Data records
::::
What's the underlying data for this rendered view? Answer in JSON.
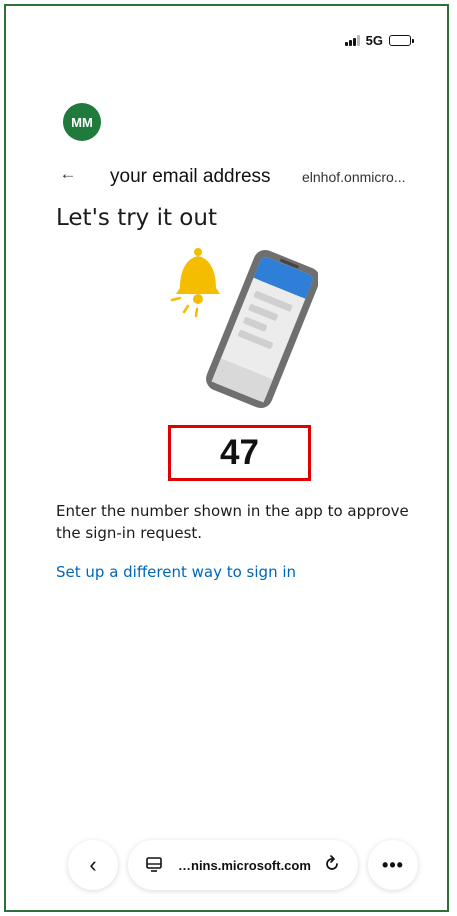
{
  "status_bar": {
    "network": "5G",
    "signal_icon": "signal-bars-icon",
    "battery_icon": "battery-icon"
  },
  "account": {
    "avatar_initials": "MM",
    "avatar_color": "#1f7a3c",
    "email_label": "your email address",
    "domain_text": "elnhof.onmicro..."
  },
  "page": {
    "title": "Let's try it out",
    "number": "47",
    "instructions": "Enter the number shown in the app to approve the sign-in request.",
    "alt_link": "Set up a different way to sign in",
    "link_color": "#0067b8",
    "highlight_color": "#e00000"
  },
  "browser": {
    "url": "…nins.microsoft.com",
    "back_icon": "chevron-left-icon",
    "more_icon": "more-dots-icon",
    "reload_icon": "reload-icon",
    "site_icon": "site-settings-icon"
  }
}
::::
Short task —
All of the material above needs to be restated exactly, with no pictures.

Finished exercise —
What's the underlying data for this rendered view? Answer in JSON.
{
  "status_bar": {
    "network": "5G",
    "signal_icon": "signal-bars-icon",
    "battery_icon": "battery-icon"
  },
  "account": {
    "avatar_initials": "MM",
    "avatar_color": "#1f7a3c",
    "email_label": "your email address",
    "domain_text": "elnhof.onmicro..."
  },
  "page": {
    "title": "Let's try it out",
    "number": "47",
    "instructions": "Enter the number shown in the app to approve the sign-in request.",
    "alt_link": "Set up a different way to sign in",
    "link_color": "#0067b8",
    "highlight_color": "#e00000"
  },
  "browser": {
    "url": "…nins.microsoft.com",
    "back_icon": "chevron-left-icon",
    "more_icon": "more-dots-icon",
    "reload_icon": "reload-icon",
    "site_icon": "site-settings-icon"
  }
}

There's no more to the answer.